> The exercise
In the data that follows, count each line holding the string "position"; answer with the number only.

> Data to use
━━━━━━
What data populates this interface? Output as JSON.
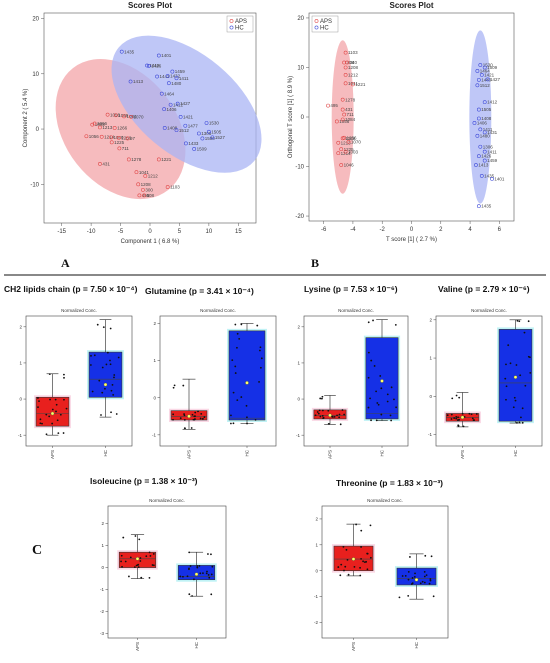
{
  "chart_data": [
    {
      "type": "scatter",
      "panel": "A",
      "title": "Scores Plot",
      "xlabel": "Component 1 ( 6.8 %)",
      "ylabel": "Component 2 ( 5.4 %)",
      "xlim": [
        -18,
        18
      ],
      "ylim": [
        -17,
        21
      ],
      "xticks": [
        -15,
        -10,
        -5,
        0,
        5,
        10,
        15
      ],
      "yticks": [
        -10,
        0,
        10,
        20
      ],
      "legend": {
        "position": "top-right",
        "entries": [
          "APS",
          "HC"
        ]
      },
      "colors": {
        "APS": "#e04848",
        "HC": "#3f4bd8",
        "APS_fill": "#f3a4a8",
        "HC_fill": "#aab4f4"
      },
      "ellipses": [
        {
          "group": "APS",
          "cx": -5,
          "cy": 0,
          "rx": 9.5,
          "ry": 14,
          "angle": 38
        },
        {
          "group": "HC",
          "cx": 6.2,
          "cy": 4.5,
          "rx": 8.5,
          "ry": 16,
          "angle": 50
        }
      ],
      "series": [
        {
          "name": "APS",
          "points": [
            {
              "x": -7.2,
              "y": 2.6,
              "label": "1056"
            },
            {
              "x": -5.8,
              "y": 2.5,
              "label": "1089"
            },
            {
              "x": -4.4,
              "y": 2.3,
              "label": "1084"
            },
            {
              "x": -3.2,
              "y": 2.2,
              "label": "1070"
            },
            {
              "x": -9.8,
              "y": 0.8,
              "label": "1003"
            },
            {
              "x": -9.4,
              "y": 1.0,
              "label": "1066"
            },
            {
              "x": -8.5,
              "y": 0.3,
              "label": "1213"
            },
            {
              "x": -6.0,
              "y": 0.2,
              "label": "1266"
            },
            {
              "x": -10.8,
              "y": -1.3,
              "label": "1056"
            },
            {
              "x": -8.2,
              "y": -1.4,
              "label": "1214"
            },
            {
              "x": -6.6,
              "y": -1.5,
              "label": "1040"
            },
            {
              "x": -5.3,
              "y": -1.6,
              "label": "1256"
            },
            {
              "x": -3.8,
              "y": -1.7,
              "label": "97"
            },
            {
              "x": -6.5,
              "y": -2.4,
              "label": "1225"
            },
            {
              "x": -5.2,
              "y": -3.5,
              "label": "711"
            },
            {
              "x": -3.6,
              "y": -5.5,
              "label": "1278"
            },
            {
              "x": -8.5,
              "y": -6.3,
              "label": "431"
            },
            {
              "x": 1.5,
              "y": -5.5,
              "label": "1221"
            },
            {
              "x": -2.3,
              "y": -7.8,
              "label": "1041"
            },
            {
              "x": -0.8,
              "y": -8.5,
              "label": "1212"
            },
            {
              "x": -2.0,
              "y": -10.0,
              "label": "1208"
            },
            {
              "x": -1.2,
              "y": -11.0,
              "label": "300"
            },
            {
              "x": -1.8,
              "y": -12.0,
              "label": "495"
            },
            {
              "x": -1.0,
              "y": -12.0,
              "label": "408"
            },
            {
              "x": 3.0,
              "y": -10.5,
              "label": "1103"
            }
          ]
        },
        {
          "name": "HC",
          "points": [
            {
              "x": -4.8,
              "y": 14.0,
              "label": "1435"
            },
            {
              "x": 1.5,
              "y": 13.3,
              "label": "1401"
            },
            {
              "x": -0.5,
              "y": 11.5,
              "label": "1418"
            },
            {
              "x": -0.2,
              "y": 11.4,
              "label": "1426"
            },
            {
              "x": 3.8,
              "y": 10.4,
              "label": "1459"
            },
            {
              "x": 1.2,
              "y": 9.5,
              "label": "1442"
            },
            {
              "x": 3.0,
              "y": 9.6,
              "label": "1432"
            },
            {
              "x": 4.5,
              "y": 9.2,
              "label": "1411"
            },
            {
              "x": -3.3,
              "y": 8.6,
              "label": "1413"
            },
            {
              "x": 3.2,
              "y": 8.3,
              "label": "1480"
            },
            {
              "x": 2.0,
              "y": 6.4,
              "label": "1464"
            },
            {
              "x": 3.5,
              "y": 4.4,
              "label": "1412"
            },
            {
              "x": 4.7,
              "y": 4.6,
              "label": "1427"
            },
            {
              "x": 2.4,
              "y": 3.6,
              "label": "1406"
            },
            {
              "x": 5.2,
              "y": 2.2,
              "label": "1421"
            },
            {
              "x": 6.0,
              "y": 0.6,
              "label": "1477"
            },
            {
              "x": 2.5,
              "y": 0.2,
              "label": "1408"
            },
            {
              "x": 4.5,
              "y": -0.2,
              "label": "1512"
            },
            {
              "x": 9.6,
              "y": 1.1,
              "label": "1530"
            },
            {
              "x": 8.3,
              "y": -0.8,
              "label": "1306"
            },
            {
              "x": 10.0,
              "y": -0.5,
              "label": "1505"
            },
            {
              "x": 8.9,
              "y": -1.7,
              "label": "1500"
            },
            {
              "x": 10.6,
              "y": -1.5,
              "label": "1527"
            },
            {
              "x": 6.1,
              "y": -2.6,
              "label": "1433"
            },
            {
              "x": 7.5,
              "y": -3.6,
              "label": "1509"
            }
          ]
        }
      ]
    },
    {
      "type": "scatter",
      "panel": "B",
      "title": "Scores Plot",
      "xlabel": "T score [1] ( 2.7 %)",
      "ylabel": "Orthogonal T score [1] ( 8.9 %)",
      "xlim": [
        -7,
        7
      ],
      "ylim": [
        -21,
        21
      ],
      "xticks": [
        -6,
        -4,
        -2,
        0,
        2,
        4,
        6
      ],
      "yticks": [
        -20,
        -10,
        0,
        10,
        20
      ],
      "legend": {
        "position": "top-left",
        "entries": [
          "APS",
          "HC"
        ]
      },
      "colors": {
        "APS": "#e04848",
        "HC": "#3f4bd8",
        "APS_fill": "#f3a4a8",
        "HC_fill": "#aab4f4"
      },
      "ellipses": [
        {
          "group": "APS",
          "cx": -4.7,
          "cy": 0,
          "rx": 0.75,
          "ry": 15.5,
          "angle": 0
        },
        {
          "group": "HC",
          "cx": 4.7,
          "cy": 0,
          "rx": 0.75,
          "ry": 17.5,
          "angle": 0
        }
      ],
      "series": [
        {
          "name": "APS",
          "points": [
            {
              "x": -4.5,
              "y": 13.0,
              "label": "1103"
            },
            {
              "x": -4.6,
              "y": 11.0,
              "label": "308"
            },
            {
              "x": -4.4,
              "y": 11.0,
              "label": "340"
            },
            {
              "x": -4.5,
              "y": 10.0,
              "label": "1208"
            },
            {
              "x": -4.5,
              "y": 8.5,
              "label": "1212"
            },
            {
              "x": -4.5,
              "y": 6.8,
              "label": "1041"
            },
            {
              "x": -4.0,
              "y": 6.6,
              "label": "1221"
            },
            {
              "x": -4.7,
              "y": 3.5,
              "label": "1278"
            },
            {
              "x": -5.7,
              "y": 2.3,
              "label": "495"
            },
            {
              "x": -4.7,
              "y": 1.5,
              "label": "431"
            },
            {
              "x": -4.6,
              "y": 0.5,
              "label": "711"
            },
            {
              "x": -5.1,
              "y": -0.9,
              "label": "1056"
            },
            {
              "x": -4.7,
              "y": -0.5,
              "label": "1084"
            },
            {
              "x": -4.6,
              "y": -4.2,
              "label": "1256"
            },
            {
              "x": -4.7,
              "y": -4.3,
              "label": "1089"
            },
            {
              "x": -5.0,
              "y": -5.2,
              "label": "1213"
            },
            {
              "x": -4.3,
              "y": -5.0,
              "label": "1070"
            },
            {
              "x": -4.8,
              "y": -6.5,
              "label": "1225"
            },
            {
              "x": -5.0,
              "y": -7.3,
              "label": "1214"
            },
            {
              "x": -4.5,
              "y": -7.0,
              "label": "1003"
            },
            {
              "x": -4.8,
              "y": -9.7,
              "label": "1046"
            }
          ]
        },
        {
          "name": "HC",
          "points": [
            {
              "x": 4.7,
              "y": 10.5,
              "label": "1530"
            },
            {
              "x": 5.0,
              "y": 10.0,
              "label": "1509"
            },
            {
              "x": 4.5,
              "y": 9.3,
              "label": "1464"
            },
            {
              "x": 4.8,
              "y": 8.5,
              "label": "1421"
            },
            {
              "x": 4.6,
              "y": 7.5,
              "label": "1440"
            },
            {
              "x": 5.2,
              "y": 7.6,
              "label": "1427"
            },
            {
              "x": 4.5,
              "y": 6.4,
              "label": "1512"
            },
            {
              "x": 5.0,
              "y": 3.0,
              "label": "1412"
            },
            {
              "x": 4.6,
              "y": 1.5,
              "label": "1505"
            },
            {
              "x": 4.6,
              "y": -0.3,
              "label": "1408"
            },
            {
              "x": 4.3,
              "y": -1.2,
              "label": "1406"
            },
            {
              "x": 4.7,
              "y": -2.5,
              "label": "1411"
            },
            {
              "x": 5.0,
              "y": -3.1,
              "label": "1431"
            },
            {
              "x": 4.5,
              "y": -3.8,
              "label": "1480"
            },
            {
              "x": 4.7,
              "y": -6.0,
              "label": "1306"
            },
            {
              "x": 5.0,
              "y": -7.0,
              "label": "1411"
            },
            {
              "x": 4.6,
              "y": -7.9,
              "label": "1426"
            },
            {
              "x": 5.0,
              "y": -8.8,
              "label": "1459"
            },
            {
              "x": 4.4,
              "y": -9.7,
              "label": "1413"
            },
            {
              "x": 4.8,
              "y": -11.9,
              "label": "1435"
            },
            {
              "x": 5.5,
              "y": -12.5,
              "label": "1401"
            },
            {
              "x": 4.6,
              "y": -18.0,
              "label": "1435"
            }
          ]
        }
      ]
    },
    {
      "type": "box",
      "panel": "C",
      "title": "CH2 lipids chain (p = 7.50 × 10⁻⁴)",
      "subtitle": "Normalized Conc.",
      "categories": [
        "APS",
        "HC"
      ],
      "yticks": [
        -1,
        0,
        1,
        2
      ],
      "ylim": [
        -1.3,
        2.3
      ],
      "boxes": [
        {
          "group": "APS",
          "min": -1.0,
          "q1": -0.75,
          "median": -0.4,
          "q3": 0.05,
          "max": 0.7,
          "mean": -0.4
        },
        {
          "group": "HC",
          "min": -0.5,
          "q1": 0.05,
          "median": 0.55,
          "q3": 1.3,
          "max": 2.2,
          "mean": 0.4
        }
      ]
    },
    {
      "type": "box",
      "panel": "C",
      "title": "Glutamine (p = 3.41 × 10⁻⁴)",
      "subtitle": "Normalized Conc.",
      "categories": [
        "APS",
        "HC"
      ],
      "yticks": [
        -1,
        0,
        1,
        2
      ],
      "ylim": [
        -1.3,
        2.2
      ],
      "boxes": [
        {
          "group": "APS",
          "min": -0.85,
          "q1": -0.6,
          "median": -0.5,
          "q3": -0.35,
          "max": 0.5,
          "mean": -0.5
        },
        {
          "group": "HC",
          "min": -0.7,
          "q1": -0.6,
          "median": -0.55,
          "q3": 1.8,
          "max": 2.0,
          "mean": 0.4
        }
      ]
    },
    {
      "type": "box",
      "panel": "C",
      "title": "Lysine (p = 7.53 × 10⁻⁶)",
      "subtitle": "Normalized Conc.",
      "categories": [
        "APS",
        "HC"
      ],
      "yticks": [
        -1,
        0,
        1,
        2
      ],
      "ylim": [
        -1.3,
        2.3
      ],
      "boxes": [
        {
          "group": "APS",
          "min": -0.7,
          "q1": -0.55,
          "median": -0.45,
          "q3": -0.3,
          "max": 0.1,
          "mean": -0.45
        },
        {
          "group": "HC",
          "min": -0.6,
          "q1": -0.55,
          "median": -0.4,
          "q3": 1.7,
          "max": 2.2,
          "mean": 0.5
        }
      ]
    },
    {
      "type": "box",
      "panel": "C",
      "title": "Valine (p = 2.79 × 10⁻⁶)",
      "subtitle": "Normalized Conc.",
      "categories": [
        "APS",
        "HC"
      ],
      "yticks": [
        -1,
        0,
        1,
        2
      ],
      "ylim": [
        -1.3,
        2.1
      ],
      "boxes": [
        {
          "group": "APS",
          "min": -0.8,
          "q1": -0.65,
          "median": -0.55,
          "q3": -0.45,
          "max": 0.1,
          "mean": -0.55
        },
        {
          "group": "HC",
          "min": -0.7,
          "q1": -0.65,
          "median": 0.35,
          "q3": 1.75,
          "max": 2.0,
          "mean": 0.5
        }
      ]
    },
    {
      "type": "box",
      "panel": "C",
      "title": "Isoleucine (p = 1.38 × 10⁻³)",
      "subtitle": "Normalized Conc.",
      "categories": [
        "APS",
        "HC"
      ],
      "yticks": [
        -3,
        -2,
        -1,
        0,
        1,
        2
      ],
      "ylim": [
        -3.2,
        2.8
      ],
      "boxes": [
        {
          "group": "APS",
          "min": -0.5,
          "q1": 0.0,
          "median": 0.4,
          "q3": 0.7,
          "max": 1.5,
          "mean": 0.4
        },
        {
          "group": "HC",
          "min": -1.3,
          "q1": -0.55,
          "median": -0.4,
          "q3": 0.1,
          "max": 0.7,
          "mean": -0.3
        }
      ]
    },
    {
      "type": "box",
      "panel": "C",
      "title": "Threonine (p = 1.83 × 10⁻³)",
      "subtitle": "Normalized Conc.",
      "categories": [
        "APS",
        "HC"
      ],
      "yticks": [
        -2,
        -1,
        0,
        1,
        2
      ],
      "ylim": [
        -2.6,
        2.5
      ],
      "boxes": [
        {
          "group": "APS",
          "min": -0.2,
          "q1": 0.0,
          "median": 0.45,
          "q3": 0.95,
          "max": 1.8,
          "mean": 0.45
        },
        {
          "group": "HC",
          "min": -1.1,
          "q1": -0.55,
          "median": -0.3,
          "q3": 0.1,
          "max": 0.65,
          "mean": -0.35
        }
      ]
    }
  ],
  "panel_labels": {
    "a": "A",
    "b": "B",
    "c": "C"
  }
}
━━━━━━
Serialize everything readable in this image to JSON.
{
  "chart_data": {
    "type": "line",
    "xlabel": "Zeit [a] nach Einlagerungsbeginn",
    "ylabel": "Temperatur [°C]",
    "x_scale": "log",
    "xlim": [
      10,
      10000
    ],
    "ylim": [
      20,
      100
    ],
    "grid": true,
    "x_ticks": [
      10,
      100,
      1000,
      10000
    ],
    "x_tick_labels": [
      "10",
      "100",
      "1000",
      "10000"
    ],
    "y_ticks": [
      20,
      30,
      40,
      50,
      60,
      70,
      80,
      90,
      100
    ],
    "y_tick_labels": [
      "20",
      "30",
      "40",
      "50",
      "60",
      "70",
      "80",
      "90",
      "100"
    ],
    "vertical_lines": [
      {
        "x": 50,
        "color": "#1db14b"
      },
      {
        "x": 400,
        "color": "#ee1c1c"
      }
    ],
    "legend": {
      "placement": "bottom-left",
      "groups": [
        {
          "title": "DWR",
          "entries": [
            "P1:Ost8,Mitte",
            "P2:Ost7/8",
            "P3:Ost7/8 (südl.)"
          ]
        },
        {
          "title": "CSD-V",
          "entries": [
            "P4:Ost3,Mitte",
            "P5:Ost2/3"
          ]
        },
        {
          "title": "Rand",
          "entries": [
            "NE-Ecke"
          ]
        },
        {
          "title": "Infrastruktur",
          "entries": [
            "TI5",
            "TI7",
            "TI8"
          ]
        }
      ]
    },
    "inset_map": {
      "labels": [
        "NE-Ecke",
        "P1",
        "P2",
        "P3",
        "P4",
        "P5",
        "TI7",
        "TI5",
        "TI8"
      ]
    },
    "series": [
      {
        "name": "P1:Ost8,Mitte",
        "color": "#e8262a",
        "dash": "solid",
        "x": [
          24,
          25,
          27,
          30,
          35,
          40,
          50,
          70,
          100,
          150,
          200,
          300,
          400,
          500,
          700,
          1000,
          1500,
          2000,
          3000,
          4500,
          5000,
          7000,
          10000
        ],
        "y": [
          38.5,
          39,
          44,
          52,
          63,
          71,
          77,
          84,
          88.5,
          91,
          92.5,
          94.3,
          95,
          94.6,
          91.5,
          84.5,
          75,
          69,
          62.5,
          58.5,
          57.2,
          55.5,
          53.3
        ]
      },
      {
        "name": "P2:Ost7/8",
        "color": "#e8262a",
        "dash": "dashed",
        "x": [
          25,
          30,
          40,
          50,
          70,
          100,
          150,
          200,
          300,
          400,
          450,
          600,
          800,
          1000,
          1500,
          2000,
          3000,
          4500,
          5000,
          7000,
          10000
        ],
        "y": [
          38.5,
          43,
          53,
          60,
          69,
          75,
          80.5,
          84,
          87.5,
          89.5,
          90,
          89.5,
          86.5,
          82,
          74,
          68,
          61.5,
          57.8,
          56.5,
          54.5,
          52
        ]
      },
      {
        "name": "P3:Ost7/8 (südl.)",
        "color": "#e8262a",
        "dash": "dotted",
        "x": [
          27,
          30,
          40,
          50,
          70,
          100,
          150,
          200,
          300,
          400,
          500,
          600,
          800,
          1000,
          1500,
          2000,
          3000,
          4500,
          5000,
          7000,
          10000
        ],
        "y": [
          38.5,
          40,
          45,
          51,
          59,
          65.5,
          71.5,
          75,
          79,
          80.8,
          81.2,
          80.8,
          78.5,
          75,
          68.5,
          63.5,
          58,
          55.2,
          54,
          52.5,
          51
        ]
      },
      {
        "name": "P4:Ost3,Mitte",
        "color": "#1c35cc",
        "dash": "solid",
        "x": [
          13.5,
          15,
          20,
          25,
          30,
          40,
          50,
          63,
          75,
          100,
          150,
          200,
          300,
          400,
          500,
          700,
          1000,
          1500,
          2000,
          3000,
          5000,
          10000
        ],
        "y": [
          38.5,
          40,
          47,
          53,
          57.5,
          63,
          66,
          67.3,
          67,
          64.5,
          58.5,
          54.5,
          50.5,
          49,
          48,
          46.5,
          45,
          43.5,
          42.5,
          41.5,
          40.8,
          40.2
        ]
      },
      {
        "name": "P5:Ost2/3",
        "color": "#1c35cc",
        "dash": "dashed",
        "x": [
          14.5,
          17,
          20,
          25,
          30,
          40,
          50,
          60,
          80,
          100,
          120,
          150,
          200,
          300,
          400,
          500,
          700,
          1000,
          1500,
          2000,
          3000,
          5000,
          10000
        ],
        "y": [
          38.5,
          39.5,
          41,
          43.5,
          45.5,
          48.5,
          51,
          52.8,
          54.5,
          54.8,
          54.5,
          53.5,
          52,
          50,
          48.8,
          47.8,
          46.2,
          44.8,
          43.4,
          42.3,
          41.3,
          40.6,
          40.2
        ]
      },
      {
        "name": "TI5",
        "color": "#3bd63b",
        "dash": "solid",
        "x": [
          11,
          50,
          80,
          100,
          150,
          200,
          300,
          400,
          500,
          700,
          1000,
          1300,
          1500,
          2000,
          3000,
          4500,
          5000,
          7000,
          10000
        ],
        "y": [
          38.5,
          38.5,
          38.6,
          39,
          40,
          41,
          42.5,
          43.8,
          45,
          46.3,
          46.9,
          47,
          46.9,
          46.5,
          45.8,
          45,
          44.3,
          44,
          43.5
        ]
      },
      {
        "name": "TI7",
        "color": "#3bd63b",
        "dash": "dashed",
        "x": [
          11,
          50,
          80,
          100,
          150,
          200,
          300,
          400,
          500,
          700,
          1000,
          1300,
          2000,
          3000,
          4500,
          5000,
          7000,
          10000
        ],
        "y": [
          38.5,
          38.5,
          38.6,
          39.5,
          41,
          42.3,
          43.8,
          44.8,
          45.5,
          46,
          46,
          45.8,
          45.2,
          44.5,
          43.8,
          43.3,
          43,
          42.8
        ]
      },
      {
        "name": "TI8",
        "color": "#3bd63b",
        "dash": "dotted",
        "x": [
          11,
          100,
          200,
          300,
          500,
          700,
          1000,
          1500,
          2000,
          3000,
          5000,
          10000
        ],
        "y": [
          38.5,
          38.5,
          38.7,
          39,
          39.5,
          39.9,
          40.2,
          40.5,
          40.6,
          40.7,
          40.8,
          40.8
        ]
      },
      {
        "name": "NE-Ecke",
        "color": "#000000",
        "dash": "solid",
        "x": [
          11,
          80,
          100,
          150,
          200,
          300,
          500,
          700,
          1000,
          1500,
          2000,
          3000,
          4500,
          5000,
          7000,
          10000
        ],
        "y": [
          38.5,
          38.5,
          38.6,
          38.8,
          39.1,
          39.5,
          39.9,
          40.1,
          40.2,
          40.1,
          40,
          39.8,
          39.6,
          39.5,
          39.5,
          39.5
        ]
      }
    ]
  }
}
━━━━━━
> Complete response
2